### Records for the task
┄┄┄┄┄┄┄┄┄┄

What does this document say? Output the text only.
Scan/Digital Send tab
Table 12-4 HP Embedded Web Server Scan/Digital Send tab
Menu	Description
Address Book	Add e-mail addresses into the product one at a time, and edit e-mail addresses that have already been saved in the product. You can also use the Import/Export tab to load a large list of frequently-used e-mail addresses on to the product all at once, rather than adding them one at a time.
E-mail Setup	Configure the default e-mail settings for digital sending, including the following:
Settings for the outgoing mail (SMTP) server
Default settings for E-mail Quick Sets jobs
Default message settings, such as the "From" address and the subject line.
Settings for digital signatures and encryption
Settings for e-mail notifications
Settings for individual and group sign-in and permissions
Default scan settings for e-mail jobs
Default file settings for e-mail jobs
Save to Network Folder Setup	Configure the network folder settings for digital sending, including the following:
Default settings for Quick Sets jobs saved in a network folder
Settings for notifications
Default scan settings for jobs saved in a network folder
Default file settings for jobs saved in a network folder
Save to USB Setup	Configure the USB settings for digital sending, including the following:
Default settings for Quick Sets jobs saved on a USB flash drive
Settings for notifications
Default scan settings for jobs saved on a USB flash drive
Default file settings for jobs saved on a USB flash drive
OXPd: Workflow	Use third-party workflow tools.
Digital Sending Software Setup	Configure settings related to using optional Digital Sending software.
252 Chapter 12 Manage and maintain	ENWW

┄┄┄┄┄┄┄┄┄┄

### Objective
Using the listing above, show every line that includes the string "Sets".

### Correct response
Default settings for E-mail Quick Sets jobs
Default settings for Quick Sets jobs saved in a network folder
Default settings for Quick Sets jobs saved on a USB flash drive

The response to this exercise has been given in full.